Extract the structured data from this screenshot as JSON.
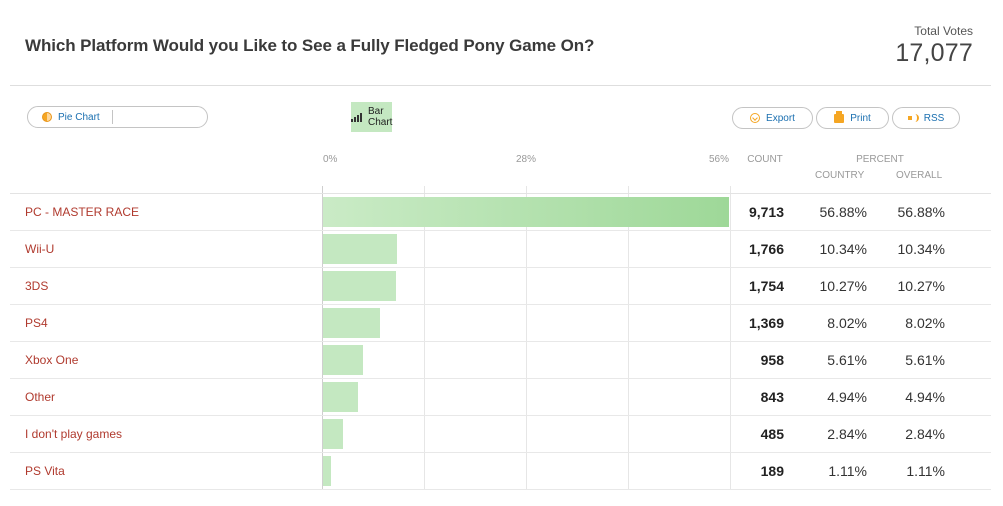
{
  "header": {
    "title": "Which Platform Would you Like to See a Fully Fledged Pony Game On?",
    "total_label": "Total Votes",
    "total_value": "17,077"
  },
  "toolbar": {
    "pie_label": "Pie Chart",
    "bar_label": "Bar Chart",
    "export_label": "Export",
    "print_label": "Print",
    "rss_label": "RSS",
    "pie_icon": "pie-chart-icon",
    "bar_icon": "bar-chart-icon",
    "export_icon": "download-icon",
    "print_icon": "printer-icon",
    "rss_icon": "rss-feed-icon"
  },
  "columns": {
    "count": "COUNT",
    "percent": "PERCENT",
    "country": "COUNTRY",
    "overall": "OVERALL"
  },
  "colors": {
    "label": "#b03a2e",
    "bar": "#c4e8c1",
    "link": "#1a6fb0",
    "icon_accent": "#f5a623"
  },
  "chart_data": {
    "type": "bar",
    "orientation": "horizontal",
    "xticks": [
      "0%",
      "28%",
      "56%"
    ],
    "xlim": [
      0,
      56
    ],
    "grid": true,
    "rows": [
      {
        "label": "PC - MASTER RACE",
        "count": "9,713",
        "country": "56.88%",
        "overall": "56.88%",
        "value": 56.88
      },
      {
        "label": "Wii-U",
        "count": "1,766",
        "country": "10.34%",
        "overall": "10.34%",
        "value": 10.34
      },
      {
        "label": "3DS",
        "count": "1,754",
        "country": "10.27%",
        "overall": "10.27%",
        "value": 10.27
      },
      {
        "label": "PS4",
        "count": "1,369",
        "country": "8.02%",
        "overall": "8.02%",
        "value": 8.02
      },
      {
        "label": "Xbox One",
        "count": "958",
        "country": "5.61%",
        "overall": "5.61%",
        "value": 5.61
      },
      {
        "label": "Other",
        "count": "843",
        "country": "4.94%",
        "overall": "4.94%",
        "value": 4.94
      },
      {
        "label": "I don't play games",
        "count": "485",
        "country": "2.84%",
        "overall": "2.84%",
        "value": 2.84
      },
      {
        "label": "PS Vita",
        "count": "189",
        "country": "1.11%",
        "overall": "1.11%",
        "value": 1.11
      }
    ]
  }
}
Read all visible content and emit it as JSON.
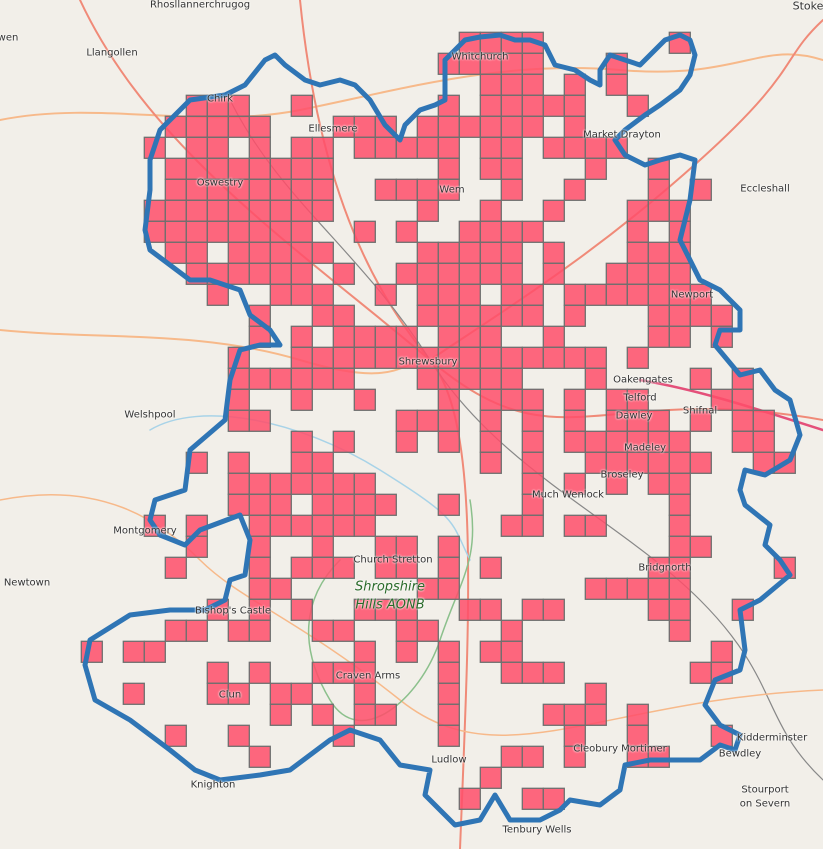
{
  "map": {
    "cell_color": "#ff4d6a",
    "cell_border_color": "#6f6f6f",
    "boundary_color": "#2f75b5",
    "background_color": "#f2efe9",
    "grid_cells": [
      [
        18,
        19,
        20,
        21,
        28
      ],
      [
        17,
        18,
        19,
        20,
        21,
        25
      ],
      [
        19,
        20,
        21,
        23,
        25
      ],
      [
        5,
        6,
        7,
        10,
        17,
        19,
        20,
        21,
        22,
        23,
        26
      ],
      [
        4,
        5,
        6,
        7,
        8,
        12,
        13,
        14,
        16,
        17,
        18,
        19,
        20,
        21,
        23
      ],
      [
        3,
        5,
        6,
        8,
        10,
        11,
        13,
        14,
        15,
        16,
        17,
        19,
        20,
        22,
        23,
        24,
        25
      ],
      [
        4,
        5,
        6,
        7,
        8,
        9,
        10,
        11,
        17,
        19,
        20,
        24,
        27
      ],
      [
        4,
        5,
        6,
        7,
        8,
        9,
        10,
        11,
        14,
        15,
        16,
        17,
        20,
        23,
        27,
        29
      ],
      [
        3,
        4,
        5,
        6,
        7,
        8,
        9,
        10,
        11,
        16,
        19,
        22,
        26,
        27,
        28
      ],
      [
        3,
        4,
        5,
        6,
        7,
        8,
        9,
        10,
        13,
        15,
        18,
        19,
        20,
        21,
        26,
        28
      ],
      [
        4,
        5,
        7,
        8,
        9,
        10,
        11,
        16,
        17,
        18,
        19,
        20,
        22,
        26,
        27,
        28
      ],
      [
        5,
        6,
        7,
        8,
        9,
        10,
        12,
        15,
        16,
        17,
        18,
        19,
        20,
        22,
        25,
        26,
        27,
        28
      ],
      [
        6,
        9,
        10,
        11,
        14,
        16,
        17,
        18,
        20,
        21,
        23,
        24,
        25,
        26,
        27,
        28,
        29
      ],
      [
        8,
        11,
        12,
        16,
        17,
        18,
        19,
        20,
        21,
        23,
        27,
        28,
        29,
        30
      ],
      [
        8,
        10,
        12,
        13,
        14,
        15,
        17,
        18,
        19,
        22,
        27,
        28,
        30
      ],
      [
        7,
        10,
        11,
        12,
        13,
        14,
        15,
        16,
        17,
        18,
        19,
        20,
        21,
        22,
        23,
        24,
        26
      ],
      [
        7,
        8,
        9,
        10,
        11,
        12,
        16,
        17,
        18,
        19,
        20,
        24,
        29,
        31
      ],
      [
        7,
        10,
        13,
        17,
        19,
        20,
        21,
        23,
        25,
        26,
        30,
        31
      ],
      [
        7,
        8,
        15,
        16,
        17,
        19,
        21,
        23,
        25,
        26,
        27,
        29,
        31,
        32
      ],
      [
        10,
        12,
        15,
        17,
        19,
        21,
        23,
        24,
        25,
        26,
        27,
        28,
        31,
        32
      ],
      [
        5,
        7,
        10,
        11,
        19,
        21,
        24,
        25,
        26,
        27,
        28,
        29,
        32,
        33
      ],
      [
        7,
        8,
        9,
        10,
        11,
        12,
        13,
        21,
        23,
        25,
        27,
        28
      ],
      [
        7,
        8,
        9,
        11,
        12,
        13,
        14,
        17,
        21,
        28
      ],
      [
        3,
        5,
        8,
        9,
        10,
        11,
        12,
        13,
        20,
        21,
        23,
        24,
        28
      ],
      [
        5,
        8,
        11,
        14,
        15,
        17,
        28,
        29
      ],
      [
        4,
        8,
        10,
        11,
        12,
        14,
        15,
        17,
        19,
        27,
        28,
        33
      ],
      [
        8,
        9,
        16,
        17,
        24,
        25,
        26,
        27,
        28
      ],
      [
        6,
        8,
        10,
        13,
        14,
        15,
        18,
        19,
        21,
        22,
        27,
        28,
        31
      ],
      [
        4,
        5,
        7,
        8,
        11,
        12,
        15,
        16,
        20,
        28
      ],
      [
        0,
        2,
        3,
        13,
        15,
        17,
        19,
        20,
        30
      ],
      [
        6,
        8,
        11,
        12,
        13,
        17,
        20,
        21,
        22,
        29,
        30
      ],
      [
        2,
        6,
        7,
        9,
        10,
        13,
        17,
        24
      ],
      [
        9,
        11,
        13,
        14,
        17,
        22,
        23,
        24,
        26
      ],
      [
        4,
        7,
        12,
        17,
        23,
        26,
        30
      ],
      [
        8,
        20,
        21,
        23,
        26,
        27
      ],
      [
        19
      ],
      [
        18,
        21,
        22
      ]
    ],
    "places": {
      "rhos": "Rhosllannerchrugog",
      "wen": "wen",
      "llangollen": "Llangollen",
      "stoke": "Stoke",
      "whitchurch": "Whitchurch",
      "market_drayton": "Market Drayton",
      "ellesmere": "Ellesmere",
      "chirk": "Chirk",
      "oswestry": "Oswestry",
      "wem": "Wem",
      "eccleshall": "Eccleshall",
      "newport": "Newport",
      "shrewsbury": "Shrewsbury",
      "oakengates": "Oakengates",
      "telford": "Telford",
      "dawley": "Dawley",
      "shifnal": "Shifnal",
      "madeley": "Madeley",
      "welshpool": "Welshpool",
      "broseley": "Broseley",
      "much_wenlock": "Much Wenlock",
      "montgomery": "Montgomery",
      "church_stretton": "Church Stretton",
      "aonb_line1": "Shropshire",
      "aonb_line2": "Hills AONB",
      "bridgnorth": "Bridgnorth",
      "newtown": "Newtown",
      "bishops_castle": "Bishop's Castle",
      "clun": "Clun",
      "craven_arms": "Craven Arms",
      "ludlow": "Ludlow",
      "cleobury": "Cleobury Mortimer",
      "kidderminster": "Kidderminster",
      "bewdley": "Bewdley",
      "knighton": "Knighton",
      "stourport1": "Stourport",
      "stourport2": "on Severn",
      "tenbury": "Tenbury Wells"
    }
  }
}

### EXERCISE PROMPT
Scan the records above for the string "JSON", then report every line that contains it.

### EXERCISE OUTPUT
Extract the structured data from this screenshot as JSON.
Read all visible content and emit it as JSON.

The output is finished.